## Task statement:
Exactly as given, repeat all of the entries.

## Information:

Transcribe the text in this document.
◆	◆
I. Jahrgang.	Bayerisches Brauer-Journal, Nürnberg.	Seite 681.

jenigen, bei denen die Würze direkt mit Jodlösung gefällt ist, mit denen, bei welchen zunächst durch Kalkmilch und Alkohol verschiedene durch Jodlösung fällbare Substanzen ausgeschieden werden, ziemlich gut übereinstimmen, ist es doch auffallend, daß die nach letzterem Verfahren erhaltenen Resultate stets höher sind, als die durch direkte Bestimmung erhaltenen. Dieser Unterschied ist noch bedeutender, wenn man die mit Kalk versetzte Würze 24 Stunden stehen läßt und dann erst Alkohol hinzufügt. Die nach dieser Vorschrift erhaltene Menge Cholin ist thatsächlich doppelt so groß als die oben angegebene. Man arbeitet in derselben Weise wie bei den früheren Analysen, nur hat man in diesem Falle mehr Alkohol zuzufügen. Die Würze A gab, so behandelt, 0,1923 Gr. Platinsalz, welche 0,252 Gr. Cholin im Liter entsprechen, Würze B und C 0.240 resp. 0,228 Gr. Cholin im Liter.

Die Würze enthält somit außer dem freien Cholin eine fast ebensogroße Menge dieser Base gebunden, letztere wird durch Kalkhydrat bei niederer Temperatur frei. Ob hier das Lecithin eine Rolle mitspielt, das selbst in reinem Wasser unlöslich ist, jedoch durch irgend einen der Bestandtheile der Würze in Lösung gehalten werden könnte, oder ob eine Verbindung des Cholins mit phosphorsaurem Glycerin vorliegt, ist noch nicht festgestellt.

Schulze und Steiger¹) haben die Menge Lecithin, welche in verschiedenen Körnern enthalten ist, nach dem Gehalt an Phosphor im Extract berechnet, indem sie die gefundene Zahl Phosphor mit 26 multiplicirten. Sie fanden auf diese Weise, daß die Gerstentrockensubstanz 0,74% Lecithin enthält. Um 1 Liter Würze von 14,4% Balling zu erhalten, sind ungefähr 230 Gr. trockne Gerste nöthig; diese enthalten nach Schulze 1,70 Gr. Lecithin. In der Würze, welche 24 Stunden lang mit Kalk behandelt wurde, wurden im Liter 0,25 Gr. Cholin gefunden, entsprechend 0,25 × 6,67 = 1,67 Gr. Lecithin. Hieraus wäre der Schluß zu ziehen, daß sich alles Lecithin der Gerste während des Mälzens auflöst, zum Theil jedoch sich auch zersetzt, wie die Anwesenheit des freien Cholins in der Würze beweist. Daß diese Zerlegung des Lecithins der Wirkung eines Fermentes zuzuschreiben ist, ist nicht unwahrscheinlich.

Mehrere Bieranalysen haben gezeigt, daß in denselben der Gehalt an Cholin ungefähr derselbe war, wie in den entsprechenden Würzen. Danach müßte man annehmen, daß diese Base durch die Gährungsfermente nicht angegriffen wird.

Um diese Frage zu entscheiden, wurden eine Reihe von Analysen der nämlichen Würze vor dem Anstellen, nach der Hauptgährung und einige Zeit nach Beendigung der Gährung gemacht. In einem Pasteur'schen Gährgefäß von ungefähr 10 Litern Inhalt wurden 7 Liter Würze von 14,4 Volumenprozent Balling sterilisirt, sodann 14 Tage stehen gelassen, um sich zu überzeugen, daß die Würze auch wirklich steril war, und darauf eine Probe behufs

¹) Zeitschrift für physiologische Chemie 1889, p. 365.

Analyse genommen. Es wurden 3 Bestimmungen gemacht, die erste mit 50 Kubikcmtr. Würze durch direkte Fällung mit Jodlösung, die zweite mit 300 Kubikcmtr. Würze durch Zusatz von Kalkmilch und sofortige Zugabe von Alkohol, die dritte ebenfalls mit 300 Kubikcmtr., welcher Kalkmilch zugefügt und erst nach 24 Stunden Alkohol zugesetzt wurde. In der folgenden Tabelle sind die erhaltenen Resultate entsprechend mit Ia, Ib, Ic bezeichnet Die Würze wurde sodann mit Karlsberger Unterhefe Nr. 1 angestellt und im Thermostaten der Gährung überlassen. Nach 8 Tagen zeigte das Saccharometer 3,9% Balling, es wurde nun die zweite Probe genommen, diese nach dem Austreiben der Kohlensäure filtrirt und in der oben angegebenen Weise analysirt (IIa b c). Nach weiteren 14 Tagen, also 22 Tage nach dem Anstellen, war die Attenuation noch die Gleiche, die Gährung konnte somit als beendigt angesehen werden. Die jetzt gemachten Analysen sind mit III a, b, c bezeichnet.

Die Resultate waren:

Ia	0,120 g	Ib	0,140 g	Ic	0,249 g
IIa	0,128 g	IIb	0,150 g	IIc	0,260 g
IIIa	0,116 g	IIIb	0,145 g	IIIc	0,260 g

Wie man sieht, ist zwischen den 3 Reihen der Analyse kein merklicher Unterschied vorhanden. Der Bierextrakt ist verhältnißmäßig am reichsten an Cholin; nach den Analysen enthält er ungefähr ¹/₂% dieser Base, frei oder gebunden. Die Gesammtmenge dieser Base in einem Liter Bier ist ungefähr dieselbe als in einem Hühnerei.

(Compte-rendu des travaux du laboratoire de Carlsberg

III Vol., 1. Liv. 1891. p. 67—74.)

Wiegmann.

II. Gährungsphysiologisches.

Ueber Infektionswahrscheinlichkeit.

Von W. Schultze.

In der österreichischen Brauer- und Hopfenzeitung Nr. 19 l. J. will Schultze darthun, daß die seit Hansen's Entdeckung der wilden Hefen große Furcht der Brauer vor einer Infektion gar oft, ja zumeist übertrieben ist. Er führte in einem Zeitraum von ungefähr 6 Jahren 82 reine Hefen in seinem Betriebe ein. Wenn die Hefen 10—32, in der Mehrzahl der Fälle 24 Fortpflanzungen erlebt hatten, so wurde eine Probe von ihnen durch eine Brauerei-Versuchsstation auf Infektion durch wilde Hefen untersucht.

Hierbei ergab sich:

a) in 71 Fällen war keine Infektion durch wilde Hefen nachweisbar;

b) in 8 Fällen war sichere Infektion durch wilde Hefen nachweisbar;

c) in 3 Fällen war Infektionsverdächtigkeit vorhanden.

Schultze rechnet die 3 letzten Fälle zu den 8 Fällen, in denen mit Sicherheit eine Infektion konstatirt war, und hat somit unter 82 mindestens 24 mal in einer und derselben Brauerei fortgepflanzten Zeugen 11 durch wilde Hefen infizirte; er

## Exercise answer:
Transcribe the text in this document.
◆	◆
I. Jahrgang.	Bayerisches Brauer-Journal, Nürnberg.	Seite 681.

jenigen, bei denen die Würze direkt mit Jodlösung gefällt ist, mit denen, bei welchen zunächst durch Kalkmilch und Alkohol verschiedene durch Jodlösung fällbare Substanzen ausgeschieden werden, ziemlich gut übereinstimmen, ist es doch auffallend, daß die nach letzterem Verfahren erhaltenen Resultate stets höher sind, als die durch direkte Bestimmung erhaltenen. Dieser Unterschied ist noch bedeutender, wenn man die mit Kalk versetzte Würze 24 Stunden stehen läßt und dann erst Alkohol hinzufügt. Die nach dieser Vorschrift erhaltene Menge Cholin ist thatsächlich doppelt so groß als die oben angegebene. Man arbeitet in derselben Weise wie bei den früheren Analysen, nur hat man in diesem Falle mehr Alkohol zuzufügen. Die Würze A gab, so behandelt, 0,1923 Gr. Platinsalz, welche 0,252 Gr. Cholin im Liter entsprechen, Würze B und C 0.240 resp. 0,228 Gr. Cholin im Liter.

Die Würze enthält somit außer dem freien Cholin eine fast ebensogroße Menge dieser Base gebunden, letztere wird durch Kalkhydrat bei niederer Temperatur frei. Ob hier das Lecithin eine Rolle mitspielt, das selbst in reinem Wasser unlöslich ist, jedoch durch irgend einen der Bestandtheile der Würze in Lösung gehalten werden könnte, oder ob eine Verbindung des Cholins mit phosphorsaurem Glycerin vorliegt, ist noch nicht festgestellt.

Schulze und Steiger¹) haben die Menge Lecithin, welche in verschiedenen Körnern enthalten ist, nach dem Gehalt an Phosphor im Extract berechnet, indem sie die gefundene Zahl Phosphor mit 26 multiplicirten. Sie fanden auf diese Weise, daß die Gerstentrockensubstanz 0,74% Lecithin enthält. Um 1 Liter Würze von 14,4% Balling zu erhalten, sind ungefähr 230 Gr. trockne Gerste nöthig; diese enthalten nach Schulze 1,70 Gr. Lecithin. In der Würze, welche 24 Stunden lang mit Kalk behandelt wurde, wurden im Liter 0,25 Gr. Cholin gefunden, entsprechend 0,25 × 6,67 = 1,67 Gr. Lecithin. Hieraus wäre der Schluß zu ziehen, daß sich alles Lecithin der Gerste während des Mälzens auflöst, zum Theil jedoch sich auch zersetzt, wie die Anwesenheit des freien Cholins in der Würze beweist. Daß diese Zerlegung des Lecithins der Wirkung eines Fermentes zuzuschreiben ist, ist nicht unwahrscheinlich.

Mehrere Bieranalysen haben gezeigt, daß in denselben der Gehalt an Cholin ungefähr derselbe war, wie in den entsprechenden Würzen. Danach müßte man annehmen, daß diese Base durch die Gährungsfermente nicht angegriffen wird.

Um diese Frage zu entscheiden, wurden eine Reihe von Analysen der nämlichen Würze vor dem Anstellen, nach der Hauptgährung und einige Zeit nach Beendigung der Gährung gemacht. In einem Pasteur'schen Gährgefäß von ungefähr 10 Litern Inhalt wurden 7 Liter Würze von 14,4 Volumenprozent Balling sterilisirt, sodann 14 Tage stehen gelassen, um sich zu überzeugen, daß die Würze auch wirklich steril war, und darauf eine Probe behufs

¹) Zeitschrift für physiologische Chemie 1889, p. 365.

Analyse genommen. Es wurden 3 Bestimmungen gemacht, die erste mit 50 Kubikcmtr. Würze durch direkte Fällung mit Jodlösung, die zweite mit 300 Kubikcmtr. Würze durch Zusatz von Kalkmilch und sofortige Zugabe von Alkohol, die dritte ebenfalls mit 300 Kubikcmtr., welcher Kalkmilch zugefügt und erst nach 24 Stunden Alkohol zugesetzt wurde. In der folgenden Tabelle sind die erhaltenen Resultate entsprechend mit Ia, Ib, Ic bezeichnet Die Würze wurde sodann mit Karlsberger Unterhefe Nr. 1 angestellt und im Thermostaten der Gährung überlassen. Nach 8 Tagen zeigte das Saccharometer 3,9% Balling, es wurde nun die zweite Probe genommen, diese nach dem Austreiben der Kohlensäure filtrirt und in der oben angegebenen Weise analysirt (IIa b c). Nach weiteren 14 Tagen, also 22 Tage nach dem Anstellen, war die Attenuation noch die Gleiche, die Gährung konnte somit als beendigt angesehen werden. Die jetzt gemachten Analysen sind mit III a, b, c bezeichnet.

Die Resultate waren:

Ia	0,120 g	Ib	0,140 g	Ic	0,249 g
IIa	0,128 g	IIb	0,150 g	IIc	0,260 g
IIIa	0,116 g	IIIb	0,145 g	IIIc	0,260 g

Wie man sieht, ist zwischen den 3 Reihen der Analyse kein merklicher Unterschied vorhanden. Der Bierextrakt ist verhältnißmäßig am reichsten an Cholin; nach den Analysen enthält er ungefähr ¹/₂% dieser Base, frei oder gebunden. Die Gesammtmenge dieser Base in einem Liter Bier ist ungefähr dieselbe als in einem Hühnerei.

(Compte-rendu des travaux du laboratoire de Carlsberg

III Vol., 1. Liv. 1891. p. 67—74.)

Wiegmann.

II. Gährungsphysiologisches.

Ueber Infektionswahrscheinlichkeit.

Von W. Schultze.

In der österreichischen Brauer- und Hopfenzeitung Nr. 19 l. J. will Schultze darthun, daß die seit Hansen's Entdeckung der wilden Hefen große Furcht der Brauer vor einer Infektion gar oft, ja zumeist übertrieben ist. Er führte in einem Zeitraum von ungefähr 6 Jahren 82 reine Hefen in seinem Betriebe ein. Wenn die Hefen 10—32, in der Mehrzahl der Fälle 24 Fortpflanzungen erlebt hatten, so wurde eine Probe von ihnen durch eine Brauerei-Versuchsstation auf Infektion durch wilde Hefen untersucht.

Hierbei ergab sich:

a) in 71 Fällen war keine Infektion durch wilde Hefen nachweisbar;

b) in 8 Fällen war sichere Infektion durch wilde Hefen nachweisbar;

c) in 3 Fällen war Infektionsverdächtigkeit vorhanden.

Schultze rechnet die 3 letzten Fälle zu den 8 Fällen, in denen mit Sicherheit eine Infektion konstatirt war, und hat somit unter 82 mindestens 24 mal in einer und derselben Brauerei fortgepflanzten Zeugen 11 durch wilde Hefen infizirte; er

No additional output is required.